(Records about charts and figures)
-- BEGIN --

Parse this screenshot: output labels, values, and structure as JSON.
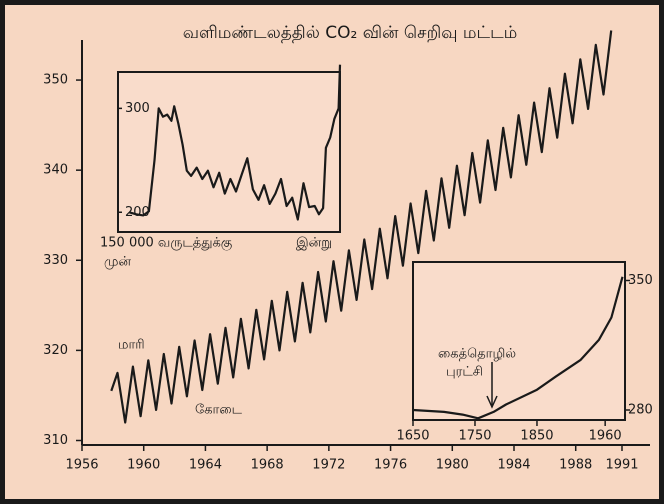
{
  "chart_data": [
    {
      "type": "line",
      "title": "வளிமண்டலத்தில் CO₂ வின் செறிவு மட்டம்",
      "annotations": [
        "மாரி",
        "கோடை"
      ],
      "x": [
        1957.9,
        1958.3,
        1958.8,
        1959.3,
        1959.8,
        1960.3,
        1960.8,
        1961.3,
        1961.8,
        1962.3,
        1962.8,
        1963.3,
        1963.8,
        1964.3,
        1964.8,
        1965.3,
        1965.8,
        1966.3,
        1966.8,
        1967.3,
        1967.8,
        1968.3,
        1968.8,
        1969.3,
        1969.8,
        1970.3,
        1970.8,
        1971.3,
        1971.8,
        1972.3,
        1972.8,
        1973.3,
        1973.8,
        1974.3,
        1974.8,
        1975.3,
        1975.8,
        1976.3,
        1976.8,
        1977.3,
        1977.8,
        1978.3,
        1978.8,
        1979.3,
        1979.8,
        1980.3,
        1980.8,
        1981.3,
        1981.8,
        1982.3,
        1982.8,
        1983.3,
        1983.8,
        1984.3,
        1984.8,
        1985.3,
        1985.8,
        1986.3,
        1986.8,
        1987.3,
        1987.8,
        1988.3,
        1988.8,
        1989.3,
        1989.8,
        1990.3
      ],
      "values": [
        315.5,
        317.5,
        312,
        318.2,
        312.7,
        318.9,
        313.4,
        319.6,
        314.1,
        320.4,
        314.9,
        321.1,
        315.6,
        321.8,
        316.3,
        322.5,
        317,
        323.5,
        318,
        324.5,
        319,
        325.5,
        320,
        326.5,
        321,
        327.5,
        322,
        328.7,
        323.2,
        329.9,
        324.4,
        331.1,
        325.6,
        332.3,
        326.8,
        333.5,
        328,
        334.9,
        329.4,
        336.3,
        330.8,
        337.7,
        332.2,
        339.1,
        333.6,
        340.5,
        335,
        341.9,
        336.4,
        343.3,
        337.8,
        344.7,
        339.2,
        346.1,
        340.6,
        347.5,
        342,
        349.1,
        343.6,
        350.7,
        345.2,
        352.3,
        346.8,
        353.9,
        348.4,
        355.5
      ],
      "color": "#1a1a1a",
      "xlim": [
        1956,
        1991
      ],
      "xticks": [
        1956,
        1960,
        1964,
        1968,
        1972,
        1976,
        1980,
        1984,
        1988,
        1991
      ],
      "ylim": [
        309.5,
        355
      ],
      "yticks": [
        310,
        320,
        330,
        340,
        350
      ]
    },
    {
      "type": "line",
      "annotations": [
        "150 000 வருடத்துக்கு",
        "முன்",
        "இன்று"
      ],
      "x": [
        -150000,
        -145000,
        -140000,
        -136000,
        -132000,
        -129000,
        -126000,
        -123000,
        -120000,
        -118000,
        -115000,
        -112000,
        -109000,
        -106000,
        -102000,
        -98000,
        -94000,
        -90000,
        -86000,
        -82000,
        -78000,
        -74000,
        -70000,
        -66000,
        -62000,
        -58000,
        -54000,
        -50000,
        -46000,
        -42000,
        -38000,
        -34000,
        -30000,
        -26000,
        -22000,
        -18000,
        -15000,
        -12000,
        -10000,
        -7000,
        -4000,
        -1000,
        0
      ],
      "values": [
        200,
        198,
        197,
        201,
        250,
        300,
        292,
        294,
        288,
        302,
        285,
        265,
        240,
        235,
        243,
        232,
        240,
        224,
        238,
        218,
        232,
        220,
        236,
        252,
        222,
        212,
        226,
        208,
        218,
        232,
        206,
        214,
        193,
        228,
        205,
        206,
        198,
        204,
        262,
        272,
        290,
        300,
        342
      ],
      "color": "#1a1a1a",
      "xlim": [
        -158000,
        0
      ],
      "ylim": [
        181,
        335
      ],
      "yticks": [
        200,
        300
      ]
    },
    {
      "type": "line",
      "annotations": [
        "கைத்தொழில்",
        "புரட்சி"
      ],
      "x": [
        1650,
        1700,
        1730,
        1755,
        1780,
        1800,
        1850,
        1880,
        1920,
        1950,
        1970,
        1988
      ],
      "values": [
        280,
        279,
        277.5,
        275.5,
        279,
        283,
        291,
        298,
        307,
        318,
        330,
        352
      ],
      "color": "#1a1a1a",
      "xlim": [
        1650,
        1992
      ],
      "xticks": [
        1650,
        1750,
        1850,
        1960
      ],
      "ylim": [
        274.6,
        360
      ],
      "yticks": [
        280,
        350
      ]
    }
  ]
}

-- END --

◆ **What the task asks**: Transcribe the preceding listing in its entirety and with exact wording, leaving out pictures.

◆ **Response**:
Parse this screenshot: output labels, values, and structure as JSON.
{
  "chart_data": [
    {
      "type": "line",
      "title": "வளிமண்டலத்தில் CO₂ வின் செறிவு மட்டம்",
      "annotations": [
        "மாரி",
        "கோடை"
      ],
      "x": [
        1957.9,
        1958.3,
        1958.8,
        1959.3,
        1959.8,
        1960.3,
        1960.8,
        1961.3,
        1961.8,
        1962.3,
        1962.8,
        1963.3,
        1963.8,
        1964.3,
        1964.8,
        1965.3,
        1965.8,
        1966.3,
        1966.8,
        1967.3,
        1967.8,
        1968.3,
        1968.8,
        1969.3,
        1969.8,
        1970.3,
        1970.8,
        1971.3,
        1971.8,
        1972.3,
        1972.8,
        1973.3,
        1973.8,
        1974.3,
        1974.8,
        1975.3,
        1975.8,
        1976.3,
        1976.8,
        1977.3,
        1977.8,
        1978.3,
        1978.8,
        1979.3,
        1979.8,
        1980.3,
        1980.8,
        1981.3,
        1981.8,
        1982.3,
        1982.8,
        1983.3,
        1983.8,
        1984.3,
        1984.8,
        1985.3,
        1985.8,
        1986.3,
        1986.8,
        1987.3,
        1987.8,
        1988.3,
        1988.8,
        1989.3,
        1989.8,
        1990.3
      ],
      "values": [
        315.5,
        317.5,
        312,
        318.2,
        312.7,
        318.9,
        313.4,
        319.6,
        314.1,
        320.4,
        314.9,
        321.1,
        315.6,
        321.8,
        316.3,
        322.5,
        317,
        323.5,
        318,
        324.5,
        319,
        325.5,
        320,
        326.5,
        321,
        327.5,
        322,
        328.7,
        323.2,
        329.9,
        324.4,
        331.1,
        325.6,
        332.3,
        326.8,
        333.5,
        328,
        334.9,
        329.4,
        336.3,
        330.8,
        337.7,
        332.2,
        339.1,
        333.6,
        340.5,
        335,
        341.9,
        336.4,
        343.3,
        337.8,
        344.7,
        339.2,
        346.1,
        340.6,
        347.5,
        342,
        349.1,
        343.6,
        350.7,
        345.2,
        352.3,
        346.8,
        353.9,
        348.4,
        355.5
      ],
      "color": "#1a1a1a",
      "xlim": [
        1956,
        1991
      ],
      "xticks": [
        1956,
        1960,
        1964,
        1968,
        1972,
        1976,
        1980,
        1984,
        1988,
        1991
      ],
      "ylim": [
        309.5,
        355
      ],
      "yticks": [
        310,
        320,
        330,
        340,
        350
      ]
    },
    {
      "type": "line",
      "annotations": [
        "150 000 வருடத்துக்கு",
        "முன்",
        "இன்று"
      ],
      "x": [
        -150000,
        -145000,
        -140000,
        -136000,
        -132000,
        -129000,
        -126000,
        -123000,
        -120000,
        -118000,
        -115000,
        -112000,
        -109000,
        -106000,
        -102000,
        -98000,
        -94000,
        -90000,
        -86000,
        -82000,
        -78000,
        -74000,
        -70000,
        -66000,
        -62000,
        -58000,
        -54000,
        -50000,
        -46000,
        -42000,
        -38000,
        -34000,
        -30000,
        -26000,
        -22000,
        -18000,
        -15000,
        -12000,
        -10000,
        -7000,
        -4000,
        -1000,
        0
      ],
      "values": [
        200,
        198,
        197,
        201,
        250,
        300,
        292,
        294,
        288,
        302,
        285,
        265,
        240,
        235,
        243,
        232,
        240,
        224,
        238,
        218,
        232,
        220,
        236,
        252,
        222,
        212,
        226,
        208,
        218,
        232,
        206,
        214,
        193,
        228,
        205,
        206,
        198,
        204,
        262,
        272,
        290,
        300,
        342
      ],
      "color": "#1a1a1a",
      "xlim": [
        -158000,
        0
      ],
      "ylim": [
        181,
        335
      ],
      "yticks": [
        200,
        300
      ]
    },
    {
      "type": "line",
      "annotations": [
        "கைத்தொழில்",
        "புரட்சி"
      ],
      "x": [
        1650,
        1700,
        1730,
        1755,
        1780,
        1800,
        1850,
        1880,
        1920,
        1950,
        1970,
        1988
      ],
      "values": [
        280,
        279,
        277.5,
        275.5,
        279,
        283,
        291,
        298,
        307,
        318,
        330,
        352
      ],
      "color": "#1a1a1a",
      "xlim": [
        1650,
        1992
      ],
      "xticks": [
        1650,
        1750,
        1850,
        1960
      ],
      "ylim": [
        274.6,
        360
      ],
      "yticks": [
        280,
        350
      ]
    }
  ]
}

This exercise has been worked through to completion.